____ DATA IN THIS EXERCISE

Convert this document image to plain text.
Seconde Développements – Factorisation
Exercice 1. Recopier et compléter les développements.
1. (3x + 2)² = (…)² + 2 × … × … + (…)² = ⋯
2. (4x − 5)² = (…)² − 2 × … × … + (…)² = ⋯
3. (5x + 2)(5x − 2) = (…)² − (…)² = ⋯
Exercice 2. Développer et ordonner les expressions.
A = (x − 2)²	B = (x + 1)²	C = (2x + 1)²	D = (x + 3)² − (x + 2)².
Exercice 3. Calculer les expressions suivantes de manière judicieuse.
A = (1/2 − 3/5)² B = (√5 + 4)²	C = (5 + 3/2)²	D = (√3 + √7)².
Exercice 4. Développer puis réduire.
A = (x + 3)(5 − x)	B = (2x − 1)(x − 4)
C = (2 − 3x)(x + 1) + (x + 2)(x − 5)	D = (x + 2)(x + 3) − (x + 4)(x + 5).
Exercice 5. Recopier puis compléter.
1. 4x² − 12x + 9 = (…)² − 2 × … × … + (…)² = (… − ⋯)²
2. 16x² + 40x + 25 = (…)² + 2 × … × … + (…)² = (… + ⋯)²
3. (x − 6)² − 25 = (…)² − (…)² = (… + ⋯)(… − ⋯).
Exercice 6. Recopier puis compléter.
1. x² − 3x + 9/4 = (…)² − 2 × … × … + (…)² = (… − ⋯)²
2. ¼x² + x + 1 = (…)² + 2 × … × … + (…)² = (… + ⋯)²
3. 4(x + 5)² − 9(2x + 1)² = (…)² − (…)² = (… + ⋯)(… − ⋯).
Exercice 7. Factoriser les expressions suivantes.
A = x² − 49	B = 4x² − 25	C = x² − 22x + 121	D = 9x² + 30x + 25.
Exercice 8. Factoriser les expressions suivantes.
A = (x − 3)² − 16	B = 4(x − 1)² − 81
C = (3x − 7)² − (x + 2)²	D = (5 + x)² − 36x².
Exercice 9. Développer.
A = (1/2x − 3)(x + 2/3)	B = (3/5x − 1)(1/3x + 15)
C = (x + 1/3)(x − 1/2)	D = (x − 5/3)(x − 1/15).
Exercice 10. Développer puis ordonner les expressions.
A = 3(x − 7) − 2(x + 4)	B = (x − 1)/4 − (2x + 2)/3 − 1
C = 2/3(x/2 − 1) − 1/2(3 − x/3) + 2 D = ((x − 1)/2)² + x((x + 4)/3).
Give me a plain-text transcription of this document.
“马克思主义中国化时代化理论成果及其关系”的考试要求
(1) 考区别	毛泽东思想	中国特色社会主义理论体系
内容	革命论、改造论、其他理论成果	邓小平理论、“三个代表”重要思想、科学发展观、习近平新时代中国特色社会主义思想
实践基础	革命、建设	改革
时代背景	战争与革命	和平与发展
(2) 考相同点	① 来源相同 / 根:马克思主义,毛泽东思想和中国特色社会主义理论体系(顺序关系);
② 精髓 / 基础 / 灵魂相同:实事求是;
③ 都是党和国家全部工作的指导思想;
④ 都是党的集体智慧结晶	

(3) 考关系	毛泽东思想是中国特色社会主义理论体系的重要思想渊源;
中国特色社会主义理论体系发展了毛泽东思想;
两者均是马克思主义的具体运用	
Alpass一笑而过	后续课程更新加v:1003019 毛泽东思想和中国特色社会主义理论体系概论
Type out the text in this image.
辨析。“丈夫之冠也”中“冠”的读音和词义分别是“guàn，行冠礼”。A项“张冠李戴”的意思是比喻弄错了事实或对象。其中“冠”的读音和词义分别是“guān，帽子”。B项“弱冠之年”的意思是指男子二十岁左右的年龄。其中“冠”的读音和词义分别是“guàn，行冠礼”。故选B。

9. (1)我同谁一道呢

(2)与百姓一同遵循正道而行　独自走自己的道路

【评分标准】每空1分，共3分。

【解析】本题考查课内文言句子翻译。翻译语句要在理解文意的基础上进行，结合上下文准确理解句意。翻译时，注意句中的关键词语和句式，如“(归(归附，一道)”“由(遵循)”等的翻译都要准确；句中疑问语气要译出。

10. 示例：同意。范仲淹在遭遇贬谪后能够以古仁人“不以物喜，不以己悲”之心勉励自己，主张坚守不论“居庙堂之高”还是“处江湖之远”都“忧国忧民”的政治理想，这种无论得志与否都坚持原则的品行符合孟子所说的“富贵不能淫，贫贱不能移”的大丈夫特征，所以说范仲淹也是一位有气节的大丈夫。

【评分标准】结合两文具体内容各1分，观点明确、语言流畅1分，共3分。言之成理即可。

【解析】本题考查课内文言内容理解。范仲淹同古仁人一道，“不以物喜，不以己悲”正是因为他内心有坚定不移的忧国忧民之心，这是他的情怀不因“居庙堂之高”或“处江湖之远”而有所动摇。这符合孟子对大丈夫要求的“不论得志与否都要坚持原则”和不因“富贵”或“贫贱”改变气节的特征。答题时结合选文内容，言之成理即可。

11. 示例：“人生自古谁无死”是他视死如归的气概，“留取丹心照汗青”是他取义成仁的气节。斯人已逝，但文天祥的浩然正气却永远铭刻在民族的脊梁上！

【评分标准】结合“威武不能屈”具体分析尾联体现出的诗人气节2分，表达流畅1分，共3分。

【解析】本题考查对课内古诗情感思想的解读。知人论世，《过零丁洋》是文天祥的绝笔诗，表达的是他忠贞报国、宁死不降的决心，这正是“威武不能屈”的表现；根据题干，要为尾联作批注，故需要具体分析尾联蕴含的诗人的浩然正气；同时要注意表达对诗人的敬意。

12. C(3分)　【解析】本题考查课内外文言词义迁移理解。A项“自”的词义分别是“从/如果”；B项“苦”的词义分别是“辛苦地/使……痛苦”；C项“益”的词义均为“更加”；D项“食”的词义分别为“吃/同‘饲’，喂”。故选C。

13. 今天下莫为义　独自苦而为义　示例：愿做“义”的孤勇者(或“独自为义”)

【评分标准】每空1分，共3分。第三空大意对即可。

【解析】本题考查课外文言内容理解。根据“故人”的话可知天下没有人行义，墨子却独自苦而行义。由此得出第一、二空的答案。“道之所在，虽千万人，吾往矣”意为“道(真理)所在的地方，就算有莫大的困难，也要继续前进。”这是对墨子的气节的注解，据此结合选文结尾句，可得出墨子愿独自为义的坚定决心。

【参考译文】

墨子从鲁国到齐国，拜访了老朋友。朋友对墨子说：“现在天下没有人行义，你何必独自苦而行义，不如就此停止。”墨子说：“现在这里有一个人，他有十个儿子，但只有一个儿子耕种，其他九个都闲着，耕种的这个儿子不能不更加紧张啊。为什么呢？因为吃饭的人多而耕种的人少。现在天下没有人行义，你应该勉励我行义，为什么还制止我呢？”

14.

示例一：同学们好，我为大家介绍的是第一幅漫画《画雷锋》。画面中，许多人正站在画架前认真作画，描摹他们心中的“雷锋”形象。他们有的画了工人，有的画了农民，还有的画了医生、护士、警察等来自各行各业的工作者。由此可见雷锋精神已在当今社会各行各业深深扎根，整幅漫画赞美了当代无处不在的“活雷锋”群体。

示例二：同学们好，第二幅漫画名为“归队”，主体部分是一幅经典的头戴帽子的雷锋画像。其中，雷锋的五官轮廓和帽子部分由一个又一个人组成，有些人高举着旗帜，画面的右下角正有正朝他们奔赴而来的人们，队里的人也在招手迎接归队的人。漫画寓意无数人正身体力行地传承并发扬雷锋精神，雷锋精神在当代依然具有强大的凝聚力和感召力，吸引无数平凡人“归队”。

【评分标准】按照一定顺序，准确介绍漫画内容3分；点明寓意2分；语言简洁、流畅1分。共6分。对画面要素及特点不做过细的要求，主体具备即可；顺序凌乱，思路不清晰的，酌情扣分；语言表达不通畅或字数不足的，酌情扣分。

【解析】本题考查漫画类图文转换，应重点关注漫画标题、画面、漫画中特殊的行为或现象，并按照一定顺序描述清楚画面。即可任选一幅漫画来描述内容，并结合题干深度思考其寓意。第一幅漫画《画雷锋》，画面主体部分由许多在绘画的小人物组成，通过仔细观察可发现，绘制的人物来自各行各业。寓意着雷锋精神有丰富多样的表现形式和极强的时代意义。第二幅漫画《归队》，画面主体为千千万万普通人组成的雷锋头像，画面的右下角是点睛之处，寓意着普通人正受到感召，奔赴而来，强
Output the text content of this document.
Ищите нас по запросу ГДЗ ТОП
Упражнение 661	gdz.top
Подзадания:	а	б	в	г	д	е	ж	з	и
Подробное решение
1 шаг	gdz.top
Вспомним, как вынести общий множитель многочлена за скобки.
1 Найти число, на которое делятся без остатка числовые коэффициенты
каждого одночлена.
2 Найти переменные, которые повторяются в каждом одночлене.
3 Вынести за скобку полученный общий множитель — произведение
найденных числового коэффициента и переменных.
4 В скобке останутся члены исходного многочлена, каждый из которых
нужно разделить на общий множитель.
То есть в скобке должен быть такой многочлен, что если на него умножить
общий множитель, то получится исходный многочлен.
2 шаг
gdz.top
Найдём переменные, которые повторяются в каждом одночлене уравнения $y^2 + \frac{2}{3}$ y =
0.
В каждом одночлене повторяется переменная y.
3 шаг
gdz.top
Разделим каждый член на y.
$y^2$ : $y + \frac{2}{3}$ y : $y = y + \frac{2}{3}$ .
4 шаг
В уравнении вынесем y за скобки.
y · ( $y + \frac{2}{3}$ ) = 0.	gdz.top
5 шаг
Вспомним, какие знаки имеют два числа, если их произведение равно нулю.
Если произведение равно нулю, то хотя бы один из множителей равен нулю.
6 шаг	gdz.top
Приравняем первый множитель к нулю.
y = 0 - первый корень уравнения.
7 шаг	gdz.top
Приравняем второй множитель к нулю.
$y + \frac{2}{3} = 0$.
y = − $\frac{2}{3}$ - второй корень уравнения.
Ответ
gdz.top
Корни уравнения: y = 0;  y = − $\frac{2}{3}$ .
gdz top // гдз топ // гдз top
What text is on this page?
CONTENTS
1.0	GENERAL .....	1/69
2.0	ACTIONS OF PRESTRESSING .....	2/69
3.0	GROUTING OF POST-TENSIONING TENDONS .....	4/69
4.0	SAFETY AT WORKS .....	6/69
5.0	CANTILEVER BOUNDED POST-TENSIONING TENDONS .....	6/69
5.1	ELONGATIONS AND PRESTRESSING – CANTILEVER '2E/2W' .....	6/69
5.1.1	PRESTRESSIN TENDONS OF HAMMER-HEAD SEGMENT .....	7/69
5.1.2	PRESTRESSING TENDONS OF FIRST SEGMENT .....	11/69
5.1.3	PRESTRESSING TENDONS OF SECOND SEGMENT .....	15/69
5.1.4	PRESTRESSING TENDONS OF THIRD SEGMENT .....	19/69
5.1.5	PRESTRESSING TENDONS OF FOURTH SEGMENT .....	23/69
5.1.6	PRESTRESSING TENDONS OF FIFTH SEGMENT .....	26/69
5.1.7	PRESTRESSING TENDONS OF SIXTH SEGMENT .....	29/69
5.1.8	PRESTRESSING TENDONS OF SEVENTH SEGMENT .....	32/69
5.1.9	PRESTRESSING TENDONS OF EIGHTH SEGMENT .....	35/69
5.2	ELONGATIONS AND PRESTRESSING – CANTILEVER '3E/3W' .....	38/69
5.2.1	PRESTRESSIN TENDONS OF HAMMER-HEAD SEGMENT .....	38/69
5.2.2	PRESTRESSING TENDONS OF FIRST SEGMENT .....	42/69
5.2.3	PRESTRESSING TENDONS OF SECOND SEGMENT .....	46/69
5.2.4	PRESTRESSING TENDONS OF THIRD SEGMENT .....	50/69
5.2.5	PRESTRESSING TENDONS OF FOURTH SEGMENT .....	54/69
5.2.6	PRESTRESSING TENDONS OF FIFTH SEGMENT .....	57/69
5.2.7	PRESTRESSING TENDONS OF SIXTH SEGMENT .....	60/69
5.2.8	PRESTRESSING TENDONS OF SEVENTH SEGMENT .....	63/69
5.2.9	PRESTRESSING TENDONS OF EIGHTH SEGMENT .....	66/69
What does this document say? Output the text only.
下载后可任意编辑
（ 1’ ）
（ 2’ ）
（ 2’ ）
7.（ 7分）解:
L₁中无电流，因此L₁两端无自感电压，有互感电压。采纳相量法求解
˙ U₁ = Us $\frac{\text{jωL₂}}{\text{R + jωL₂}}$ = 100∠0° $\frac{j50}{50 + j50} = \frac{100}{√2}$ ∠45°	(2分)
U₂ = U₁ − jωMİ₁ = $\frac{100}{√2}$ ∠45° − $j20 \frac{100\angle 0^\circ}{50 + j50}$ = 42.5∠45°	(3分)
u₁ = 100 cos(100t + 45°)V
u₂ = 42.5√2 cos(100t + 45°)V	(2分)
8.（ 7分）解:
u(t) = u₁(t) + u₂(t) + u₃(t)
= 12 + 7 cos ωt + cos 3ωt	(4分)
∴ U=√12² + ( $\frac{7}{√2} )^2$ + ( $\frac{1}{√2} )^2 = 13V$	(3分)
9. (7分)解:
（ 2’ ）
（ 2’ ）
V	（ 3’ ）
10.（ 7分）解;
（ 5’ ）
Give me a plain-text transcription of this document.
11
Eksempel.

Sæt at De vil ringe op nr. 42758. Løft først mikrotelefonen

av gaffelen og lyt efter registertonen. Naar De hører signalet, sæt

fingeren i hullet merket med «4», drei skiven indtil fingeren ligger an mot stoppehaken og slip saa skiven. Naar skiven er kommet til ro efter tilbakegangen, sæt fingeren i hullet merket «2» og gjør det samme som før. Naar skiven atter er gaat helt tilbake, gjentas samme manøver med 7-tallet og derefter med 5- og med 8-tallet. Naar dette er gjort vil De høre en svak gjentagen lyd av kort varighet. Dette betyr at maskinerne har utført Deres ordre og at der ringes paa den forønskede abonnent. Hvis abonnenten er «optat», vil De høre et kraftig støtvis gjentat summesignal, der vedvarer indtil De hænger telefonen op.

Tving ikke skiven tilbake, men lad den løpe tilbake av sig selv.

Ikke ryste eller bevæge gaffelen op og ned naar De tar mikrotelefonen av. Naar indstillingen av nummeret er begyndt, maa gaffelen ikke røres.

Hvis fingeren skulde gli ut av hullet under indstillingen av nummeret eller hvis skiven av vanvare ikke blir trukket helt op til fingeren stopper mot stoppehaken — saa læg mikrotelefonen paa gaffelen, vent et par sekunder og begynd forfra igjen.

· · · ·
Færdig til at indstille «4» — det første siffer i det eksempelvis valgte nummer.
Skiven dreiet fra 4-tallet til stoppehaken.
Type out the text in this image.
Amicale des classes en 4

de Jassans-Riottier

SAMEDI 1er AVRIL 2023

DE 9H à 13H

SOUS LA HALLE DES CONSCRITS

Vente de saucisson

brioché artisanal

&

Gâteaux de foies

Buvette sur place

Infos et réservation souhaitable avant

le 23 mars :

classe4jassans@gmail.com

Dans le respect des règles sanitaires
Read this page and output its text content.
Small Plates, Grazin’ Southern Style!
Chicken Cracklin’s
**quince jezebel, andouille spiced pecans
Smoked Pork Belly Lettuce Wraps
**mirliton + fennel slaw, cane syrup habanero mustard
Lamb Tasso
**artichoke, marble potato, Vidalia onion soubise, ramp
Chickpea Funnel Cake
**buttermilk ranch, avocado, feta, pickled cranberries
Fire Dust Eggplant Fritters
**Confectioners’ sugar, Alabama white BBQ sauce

________

__PROBLEM TO SOLVE__
Pick out the lines that include the word "FIFTH" and write them out.

__ANSWER TO THIS PROBLEM__
5.1.6	PRESTRESSING TENDONS OF FIFTH SEGMENT .....	26/69
5.2.6	PRESTRESSING TENDONS OF FIFTH SEGMENT .....	57/69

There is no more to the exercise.